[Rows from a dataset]
[BEGIN]

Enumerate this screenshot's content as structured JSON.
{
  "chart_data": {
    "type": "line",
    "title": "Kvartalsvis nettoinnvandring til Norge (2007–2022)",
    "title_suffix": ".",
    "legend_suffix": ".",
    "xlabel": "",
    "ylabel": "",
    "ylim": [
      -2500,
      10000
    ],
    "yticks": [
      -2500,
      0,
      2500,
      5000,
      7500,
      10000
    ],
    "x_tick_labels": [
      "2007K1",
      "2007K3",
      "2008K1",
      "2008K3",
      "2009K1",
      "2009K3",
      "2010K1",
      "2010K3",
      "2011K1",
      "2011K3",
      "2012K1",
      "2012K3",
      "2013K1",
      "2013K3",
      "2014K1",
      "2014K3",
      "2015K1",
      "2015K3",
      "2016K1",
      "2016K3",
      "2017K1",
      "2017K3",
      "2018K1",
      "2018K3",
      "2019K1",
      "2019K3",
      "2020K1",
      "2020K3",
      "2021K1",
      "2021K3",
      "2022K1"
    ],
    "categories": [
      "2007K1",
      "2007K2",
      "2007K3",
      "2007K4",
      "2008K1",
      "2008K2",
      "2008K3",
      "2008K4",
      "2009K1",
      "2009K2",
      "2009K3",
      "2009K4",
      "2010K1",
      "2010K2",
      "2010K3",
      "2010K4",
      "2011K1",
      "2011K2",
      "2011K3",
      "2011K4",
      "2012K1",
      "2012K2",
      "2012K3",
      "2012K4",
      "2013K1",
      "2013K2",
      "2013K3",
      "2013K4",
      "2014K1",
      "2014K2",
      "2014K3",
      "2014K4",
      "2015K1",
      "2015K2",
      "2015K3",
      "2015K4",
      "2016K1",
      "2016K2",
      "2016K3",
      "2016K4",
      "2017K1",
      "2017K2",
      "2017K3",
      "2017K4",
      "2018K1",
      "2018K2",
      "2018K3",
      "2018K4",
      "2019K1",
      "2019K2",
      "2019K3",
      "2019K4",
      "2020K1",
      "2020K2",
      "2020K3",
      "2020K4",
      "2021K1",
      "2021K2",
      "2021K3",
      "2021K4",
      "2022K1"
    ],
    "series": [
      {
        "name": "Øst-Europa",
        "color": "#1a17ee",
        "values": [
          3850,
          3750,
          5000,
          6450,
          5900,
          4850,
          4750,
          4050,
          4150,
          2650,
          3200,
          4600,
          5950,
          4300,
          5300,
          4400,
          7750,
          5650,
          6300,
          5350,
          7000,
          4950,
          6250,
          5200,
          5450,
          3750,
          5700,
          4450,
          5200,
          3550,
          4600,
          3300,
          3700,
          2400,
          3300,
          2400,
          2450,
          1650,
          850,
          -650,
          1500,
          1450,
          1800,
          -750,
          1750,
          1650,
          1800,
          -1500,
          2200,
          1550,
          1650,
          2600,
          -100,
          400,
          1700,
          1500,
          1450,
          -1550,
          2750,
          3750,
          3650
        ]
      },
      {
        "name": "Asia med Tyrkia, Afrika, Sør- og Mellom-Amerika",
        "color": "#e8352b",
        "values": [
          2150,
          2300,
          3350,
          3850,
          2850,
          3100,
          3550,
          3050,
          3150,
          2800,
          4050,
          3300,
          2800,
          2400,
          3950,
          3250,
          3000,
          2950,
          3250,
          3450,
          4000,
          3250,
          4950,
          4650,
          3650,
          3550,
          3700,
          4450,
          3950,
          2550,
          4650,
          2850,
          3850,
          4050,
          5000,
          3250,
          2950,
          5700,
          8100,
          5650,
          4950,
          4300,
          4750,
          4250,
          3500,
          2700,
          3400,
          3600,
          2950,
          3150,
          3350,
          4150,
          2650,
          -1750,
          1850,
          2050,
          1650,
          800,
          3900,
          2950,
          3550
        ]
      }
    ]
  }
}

[END]

**Brief**
Extract the full listing above without alteration.

**Response below**
Enumerate this screenshot's content as structured JSON.
{
  "chart_data": {
    "type": "line",
    "title": "Kvartalsvis nettoinnvandring til Norge (2007–2022)",
    "title_suffix": ".",
    "legend_suffix": ".",
    "xlabel": "",
    "ylabel": "",
    "ylim": [
      -2500,
      10000
    ],
    "yticks": [
      -2500,
      0,
      2500,
      5000,
      7500,
      10000
    ],
    "x_tick_labels": [
      "2007K1",
      "2007K3",
      "2008K1",
      "2008K3",
      "2009K1",
      "2009K3",
      "2010K1",
      "2010K3",
      "2011K1",
      "2011K3",
      "2012K1",
      "2012K3",
      "2013K1",
      "2013K3",
      "2014K1",
      "2014K3",
      "2015K1",
      "2015K3",
      "2016K1",
      "2016K3",
      "2017K1",
      "2017K3",
      "2018K1",
      "2018K3",
      "2019K1",
      "2019K3",
      "2020K1",
      "2020K3",
      "2021K1",
      "2021K3",
      "2022K1"
    ],
    "categories": [
      "2007K1",
      "2007K2",
      "2007K3",
      "2007K4",
      "2008K1",
      "2008K2",
      "2008K3",
      "2008K4",
      "2009K1",
      "2009K2",
      "2009K3",
      "2009K4",
      "2010K1",
      "2010K2",
      "2010K3",
      "2010K4",
      "2011K1",
      "2011K2",
      "2011K3",
      "2011K4",
      "2012K1",
      "2012K2",
      "2012K3",
      "2012K4",
      "2013K1",
      "2013K2",
      "2013K3",
      "2013K4",
      "2014K1",
      "2014K2",
      "2014K3",
      "2014K4",
      "2015K1",
      "2015K2",
      "2015K3",
      "2015K4",
      "2016K1",
      "2016K2",
      "2016K3",
      "2016K4",
      "2017K1",
      "2017K2",
      "2017K3",
      "2017K4",
      "2018K1",
      "2018K2",
      "2018K3",
      "2018K4",
      "2019K1",
      "2019K2",
      "2019K3",
      "2019K4",
      "2020K1",
      "2020K2",
      "2020K3",
      "2020K4",
      "2021K1",
      "2021K2",
      "2021K3",
      "2021K4",
      "2022K1"
    ],
    "series": [
      {
        "name": "Øst-Europa",
        "color": "#1a17ee",
        "values": [
          3850,
          3750,
          5000,
          6450,
          5900,
          4850,
          4750,
          4050,
          4150,
          2650,
          3200,
          4600,
          5950,
          4300,
          5300,
          4400,
          7750,
          5650,
          6300,
          5350,
          7000,
          4950,
          6250,
          5200,
          5450,
          3750,
          5700,
          4450,
          5200,
          3550,
          4600,
          3300,
          3700,
          2400,
          3300,
          2400,
          2450,
          1650,
          850,
          -650,
          1500,
          1450,
          1800,
          -750,
          1750,
          1650,
          1800,
          -1500,
          2200,
          1550,
          1650,
          2600,
          -100,
          400,
          1700,
          1500,
          1450,
          -1550,
          2750,
          3750,
          3650
        ]
      },
      {
        "name": "Asia med Tyrkia, Afrika, Sør- og Mellom-Amerika",
        "color": "#e8352b",
        "values": [
          2150,
          2300,
          3350,
          3850,
          2850,
          3100,
          3550,
          3050,
          3150,
          2800,
          4050,
          3300,
          2800,
          2400,
          3950,
          3250,
          3000,
          2950,
          3250,
          3450,
          4000,
          3250,
          4950,
          4650,
          3650,
          3550,
          3700,
          4450,
          3950,
          2550,
          4650,
          2850,
          3850,
          4050,
          5000,
          3250,
          2950,
          5700,
          8100,
          5650,
          4950,
          4300,
          4750,
          4250,
          3500,
          2700,
          3400,
          3600,
          2950,
          3150,
          3350,
          4150,
          2650,
          -1750,
          1850,
          2050,
          1650,
          800,
          3900,
          2950,
          3550
        ]
      }
    ]
  }
}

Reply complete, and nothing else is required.